| Short exercise |
Could you give the data below again, exactly and completely?

········

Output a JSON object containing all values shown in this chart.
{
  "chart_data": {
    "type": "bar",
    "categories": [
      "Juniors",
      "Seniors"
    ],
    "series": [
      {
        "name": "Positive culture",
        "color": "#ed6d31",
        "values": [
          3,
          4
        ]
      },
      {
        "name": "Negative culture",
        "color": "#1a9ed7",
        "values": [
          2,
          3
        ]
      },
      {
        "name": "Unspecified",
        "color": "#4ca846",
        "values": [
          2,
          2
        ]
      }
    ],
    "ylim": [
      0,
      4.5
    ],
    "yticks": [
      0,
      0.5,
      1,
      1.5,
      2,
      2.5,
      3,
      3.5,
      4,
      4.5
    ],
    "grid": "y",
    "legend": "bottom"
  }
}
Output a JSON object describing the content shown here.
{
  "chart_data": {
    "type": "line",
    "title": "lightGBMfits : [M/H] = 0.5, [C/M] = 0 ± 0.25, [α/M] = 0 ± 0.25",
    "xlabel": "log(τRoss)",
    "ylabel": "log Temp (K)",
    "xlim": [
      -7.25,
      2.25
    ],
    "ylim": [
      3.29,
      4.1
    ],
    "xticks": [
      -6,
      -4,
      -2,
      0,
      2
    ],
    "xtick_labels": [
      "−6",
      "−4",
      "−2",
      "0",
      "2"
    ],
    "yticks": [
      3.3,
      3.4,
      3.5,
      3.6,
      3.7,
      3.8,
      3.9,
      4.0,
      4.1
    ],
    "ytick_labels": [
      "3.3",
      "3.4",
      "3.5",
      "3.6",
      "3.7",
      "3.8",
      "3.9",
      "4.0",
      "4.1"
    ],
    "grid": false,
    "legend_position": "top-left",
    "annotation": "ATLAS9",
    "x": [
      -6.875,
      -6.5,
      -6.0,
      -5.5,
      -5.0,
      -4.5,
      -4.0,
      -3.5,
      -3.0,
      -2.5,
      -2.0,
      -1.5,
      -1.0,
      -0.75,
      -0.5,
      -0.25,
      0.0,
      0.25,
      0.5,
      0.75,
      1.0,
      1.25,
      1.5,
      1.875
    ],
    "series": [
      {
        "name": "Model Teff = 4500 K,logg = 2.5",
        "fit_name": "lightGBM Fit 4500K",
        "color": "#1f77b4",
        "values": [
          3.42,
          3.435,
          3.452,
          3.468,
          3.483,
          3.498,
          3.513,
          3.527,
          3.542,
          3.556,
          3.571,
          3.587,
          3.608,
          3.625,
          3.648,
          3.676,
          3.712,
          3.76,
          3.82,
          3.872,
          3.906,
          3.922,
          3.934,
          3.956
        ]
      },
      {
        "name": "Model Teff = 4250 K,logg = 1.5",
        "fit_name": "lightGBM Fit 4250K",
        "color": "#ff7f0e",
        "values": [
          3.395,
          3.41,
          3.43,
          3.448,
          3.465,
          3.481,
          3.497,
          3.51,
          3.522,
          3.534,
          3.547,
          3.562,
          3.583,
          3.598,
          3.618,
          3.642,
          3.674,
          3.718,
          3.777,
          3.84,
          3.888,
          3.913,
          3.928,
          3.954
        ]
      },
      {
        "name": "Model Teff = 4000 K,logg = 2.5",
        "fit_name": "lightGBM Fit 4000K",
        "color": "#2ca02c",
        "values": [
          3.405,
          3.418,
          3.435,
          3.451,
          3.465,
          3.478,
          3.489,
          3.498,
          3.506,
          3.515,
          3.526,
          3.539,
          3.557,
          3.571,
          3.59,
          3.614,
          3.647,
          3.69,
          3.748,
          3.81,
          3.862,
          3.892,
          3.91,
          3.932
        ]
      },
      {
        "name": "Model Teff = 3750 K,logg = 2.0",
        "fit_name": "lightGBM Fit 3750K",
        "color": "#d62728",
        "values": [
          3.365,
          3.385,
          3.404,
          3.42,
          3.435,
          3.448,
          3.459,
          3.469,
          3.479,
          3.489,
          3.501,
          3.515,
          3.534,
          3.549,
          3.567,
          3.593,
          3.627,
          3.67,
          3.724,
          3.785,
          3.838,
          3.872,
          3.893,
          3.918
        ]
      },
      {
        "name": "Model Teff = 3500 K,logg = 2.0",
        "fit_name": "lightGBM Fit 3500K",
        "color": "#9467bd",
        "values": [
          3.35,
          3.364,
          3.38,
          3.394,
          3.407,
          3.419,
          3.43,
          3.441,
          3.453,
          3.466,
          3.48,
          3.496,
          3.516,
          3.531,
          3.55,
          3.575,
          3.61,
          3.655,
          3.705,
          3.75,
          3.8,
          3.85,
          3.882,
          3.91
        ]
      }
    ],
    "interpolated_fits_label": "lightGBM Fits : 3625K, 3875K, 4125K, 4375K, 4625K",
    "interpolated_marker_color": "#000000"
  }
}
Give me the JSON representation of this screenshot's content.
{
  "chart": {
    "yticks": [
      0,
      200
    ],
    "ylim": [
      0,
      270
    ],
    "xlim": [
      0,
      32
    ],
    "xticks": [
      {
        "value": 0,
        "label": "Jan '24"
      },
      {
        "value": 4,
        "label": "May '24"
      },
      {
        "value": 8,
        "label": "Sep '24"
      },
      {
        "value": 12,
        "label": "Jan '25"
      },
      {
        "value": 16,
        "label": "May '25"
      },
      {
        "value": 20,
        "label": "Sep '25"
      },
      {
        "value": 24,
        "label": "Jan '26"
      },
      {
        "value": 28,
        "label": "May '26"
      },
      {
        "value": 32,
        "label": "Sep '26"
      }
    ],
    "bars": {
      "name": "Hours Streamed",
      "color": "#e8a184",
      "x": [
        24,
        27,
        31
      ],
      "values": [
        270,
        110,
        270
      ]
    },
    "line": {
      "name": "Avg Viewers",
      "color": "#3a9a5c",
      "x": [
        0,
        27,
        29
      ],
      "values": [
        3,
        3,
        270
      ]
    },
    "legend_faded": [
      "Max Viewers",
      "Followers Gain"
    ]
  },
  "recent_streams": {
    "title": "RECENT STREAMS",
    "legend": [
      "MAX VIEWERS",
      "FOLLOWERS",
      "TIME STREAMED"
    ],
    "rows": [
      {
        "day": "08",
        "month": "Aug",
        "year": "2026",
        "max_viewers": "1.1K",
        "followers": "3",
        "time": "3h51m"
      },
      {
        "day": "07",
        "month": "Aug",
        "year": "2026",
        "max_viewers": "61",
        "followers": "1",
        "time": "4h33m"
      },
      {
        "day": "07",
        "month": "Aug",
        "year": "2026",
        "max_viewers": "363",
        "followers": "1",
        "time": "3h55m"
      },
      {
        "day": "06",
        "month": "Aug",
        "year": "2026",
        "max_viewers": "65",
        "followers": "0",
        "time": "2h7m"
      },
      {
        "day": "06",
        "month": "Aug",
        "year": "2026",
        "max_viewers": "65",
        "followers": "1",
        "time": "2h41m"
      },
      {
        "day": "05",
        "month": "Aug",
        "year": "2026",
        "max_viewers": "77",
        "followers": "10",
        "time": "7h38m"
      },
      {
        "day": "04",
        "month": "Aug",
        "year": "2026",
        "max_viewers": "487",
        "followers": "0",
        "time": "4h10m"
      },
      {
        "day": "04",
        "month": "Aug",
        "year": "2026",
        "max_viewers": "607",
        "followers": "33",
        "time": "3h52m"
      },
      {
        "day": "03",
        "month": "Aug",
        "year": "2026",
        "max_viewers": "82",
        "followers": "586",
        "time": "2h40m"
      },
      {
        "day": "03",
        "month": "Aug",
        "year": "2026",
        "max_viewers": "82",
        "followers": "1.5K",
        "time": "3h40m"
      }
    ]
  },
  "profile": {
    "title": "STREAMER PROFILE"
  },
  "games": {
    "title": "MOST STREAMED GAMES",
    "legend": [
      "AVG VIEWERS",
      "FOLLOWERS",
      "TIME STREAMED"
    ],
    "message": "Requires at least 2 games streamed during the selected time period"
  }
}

········

| Reply to the exercise |
Output a JSON object containing all values shown in this chart.
{
  "chart_data": {
    "type": "bar",
    "categories": [
      "Juniors",
      "Seniors"
    ],
    "series": [
      {
        "name": "Positive culture",
        "color": "#ed6d31",
        "values": [
          3,
          4
        ]
      },
      {
        "name": "Negative culture",
        "color": "#1a9ed7",
        "values": [
          2,
          3
        ]
      },
      {
        "name": "Unspecified",
        "color": "#4ca846",
        "values": [
          2,
          2
        ]
      }
    ],
    "ylim": [
      0,
      4.5
    ],
    "yticks": [
      0,
      0.5,
      1,
      1.5,
      2,
      2.5,
      3,
      3.5,
      4,
      4.5
    ],
    "grid": "y",
    "legend": "bottom"
  }
}
Output a JSON object describing the content shown here.
{
  "chart_data": {
    "type": "line",
    "title": "lightGBMfits : [M/H] = 0.5, [C/M] = 0 ± 0.25, [α/M] = 0 ± 0.25",
    "xlabel": "log(τRoss)",
    "ylabel": "log Temp (K)",
    "xlim": [
      -7.25,
      2.25
    ],
    "ylim": [
      3.29,
      4.1
    ],
    "xticks": [
      -6,
      -4,
      -2,
      0,
      2
    ],
    "xtick_labels": [
      "−6",
      "−4",
      "−2",
      "0",
      "2"
    ],
    "yticks": [
      3.3,
      3.4,
      3.5,
      3.6,
      3.7,
      3.8,
      3.9,
      4.0,
      4.1
    ],
    "ytick_labels": [
      "3.3",
      "3.4",
      "3.5",
      "3.6",
      "3.7",
      "3.8",
      "3.9",
      "4.0",
      "4.1"
    ],
    "grid": false,
    "legend_position": "top-left",
    "annotation": "ATLAS9",
    "x": [
      -6.875,
      -6.5,
      -6.0,
      -5.5,
      -5.0,
      -4.5,
      -4.0,
      -3.5,
      -3.0,
      -2.5,
      -2.0,
      -1.5,
      -1.0,
      -0.75,
      -0.5,
      -0.25,
      0.0,
      0.25,
      0.5,
      0.75,
      1.0,
      1.25,
      1.5,
      1.875
    ],
    "series": [
      {
        "name": "Model Teff = 4500 K,logg = 2.5",
        "fit_name": "lightGBM Fit 4500K",
        "color": "#1f77b4",
        "values": [
          3.42,
          3.435,
          3.452,
          3.468,
          3.483,
          3.498,
          3.513,
          3.527,
          3.542,
          3.556,
          3.571,
          3.587,
          3.608,
          3.625,
          3.648,
          3.676,
          3.712,
          3.76,
          3.82,
          3.872,
          3.906,
          3.922,
          3.934,
          3.956
        ]
      },
      {
        "name": "Model Teff = 4250 K,logg = 1.5",
        "fit_name": "lightGBM Fit 4250K",
        "color": "#ff7f0e",
        "values": [
          3.395,
          3.41,
          3.43,
          3.448,
          3.465,
          3.481,
          3.497,
          3.51,
          3.522,
          3.534,
          3.547,
          3.562,
          3.583,
          3.598,
          3.618,
          3.642,
          3.674,
          3.718,
          3.777,
          3.84,
          3.888,
          3.913,
          3.928,
          3.954
        ]
      },
      {
        "name": "Model Teff = 4000 K,logg = 2.5",
        "fit_name": "lightGBM Fit 4000K",
        "color": "#2ca02c",
        "values": [
          3.405,
          3.418,
          3.435,
          3.451,
          3.465,
          3.478,
          3.489,
          3.498,
          3.506,
          3.515,
          3.526,
          3.539,
          3.557,
          3.571,
          3.59,
          3.614,
          3.647,
          3.69,
          3.748,
          3.81,
          3.862,
          3.892,
          3.91,
          3.932
        ]
      },
      {
        "name": "Model Teff = 3750 K,logg = 2.0",
        "fit_name": "lightGBM Fit 3750K",
        "color": "#d62728",
        "values": [
          3.365,
          3.385,
          3.404,
          3.42,
          3.435,
          3.448,
          3.459,
          3.469,
          3.479,
          3.489,
          3.501,
          3.515,
          3.534,
          3.549,
          3.567,
          3.593,
          3.627,
          3.67,
          3.724,
          3.785,
          3.838,
          3.872,
          3.893,
          3.918
        ]
      },
      {
        "name": "Model Teff = 3500 K,logg = 2.0",
        "fit_name": "lightGBM Fit 3500K",
        "color": "#9467bd",
        "values": [
          3.35,
          3.364,
          3.38,
          3.394,
          3.407,
          3.419,
          3.43,
          3.441,
          3.453,
          3.466,
          3.48,
          3.496,
          3.516,
          3.531,
          3.55,
          3.575,
          3.61,
          3.655,
          3.705,
          3.75,
          3.8,
          3.85,
          3.882,
          3.91
        ]
      }
    ],
    "interpolated_fits_label": "lightGBM Fits : 3625K, 3875K, 4125K, 4375K, 4625K",
    "interpolated_marker_color": "#000000"
  }
}
Give me the JSON representation of this screenshot's content.
{
  "chart": {
    "yticks": [
      0,
      200
    ],
    "ylim": [
      0,
      270
    ],
    "xlim": [
      0,
      32
    ],
    "xticks": [
      {
        "value": 0,
        "label": "Jan '24"
      },
      {
        "value": 4,
        "label": "May '24"
      },
      {
        "value": 8,
        "label": "Sep '24"
      },
      {
        "value": 12,
        "label": "Jan '25"
      },
      {
        "value": 16,
        "label": "May '25"
      },
      {
        "value": 20,
        "label": "Sep '25"
      },
      {
        "value": 24,
        "label": "Jan '26"
      },
      {
        "value": 28,
        "label": "May '26"
      },
      {
        "value": 32,
        "label": "Sep '26"
      }
    ],
    "bars": {
      "name": "Hours Streamed",
      "color": "#e8a184",
      "x": [
        24,
        27,
        31
      ],
      "values": [
        270,
        110,
        270
      ]
    },
    "line": {
      "name": "Avg Viewers",
      "color": "#3a9a5c",
      "x": [
        0,
        27,
        29
      ],
      "values": [
        3,
        3,
        270
      ]
    },
    "legend_faded": [
      "Max Viewers",
      "Followers Gain"
    ]
  },
  "recent_streams": {
    "title": "RECENT STREAMS",
    "legend": [
      "MAX VIEWERS",
      "FOLLOWERS",
      "TIME STREAMED"
    ],
    "rows": [
      {
        "day": "08",
        "month": "Aug",
        "year": "2026",
        "max_viewers": "1.1K",
        "followers": "3",
        "time": "3h51m"
      },
      {
        "day": "07",
        "month": "Aug",
        "year": "2026",
        "max_viewers": "61",
        "followers": "1",
        "time": "4h33m"
      },
      {
        "day": "07",
        "month": "Aug",
        "year": "2026",
        "max_viewers": "363",
        "followers": "1",
        "time": "3h55m"
      },
      {
        "day": "06",
        "month": "Aug",
        "year": "2026",
        "max_viewers": "65",
        "followers": "0",
        "time": "2h7m"
      },
      {
        "day": "06",
        "month": "Aug",
        "year": "2026",
        "max_viewers": "65",
        "followers": "1",
        "time": "2h41m"
      },
      {
        "day": "05",
        "month": "Aug",
        "year": "2026",
        "max_viewers": "77",
        "followers": "10",
        "time": "7h38m"
      },
      {
        "day": "04",
        "month": "Aug",
        "year": "2026",
        "max_viewers": "487",
        "followers": "0",
        "time": "4h10m"
      },
      {
        "day": "04",
        "month": "Aug",
        "year": "2026",
        "max_viewers": "607",
        "followers": "33",
        "time": "3h52m"
      },
      {
        "day": "03",
        "month": "Aug",
        "year": "2026",
        "max_viewers": "82",
        "followers": "586",
        "time": "2h40m"
      },
      {
        "day": "03",
        "month": "Aug",
        "year": "2026",
        "max_viewers": "82",
        "followers": "1.5K",
        "time": "3h40m"
      }
    ]
  },
  "profile": {
    "title": "STREAMER PROFILE"
  },
  "games": {
    "title": "MOST STREAMED GAMES",
    "legend": [
      "AVG VIEWERS",
      "FOLLOWERS",
      "TIME STREAMED"
    ],
    "message": "Requires at least 2 games streamed during the selected time period"
  }
}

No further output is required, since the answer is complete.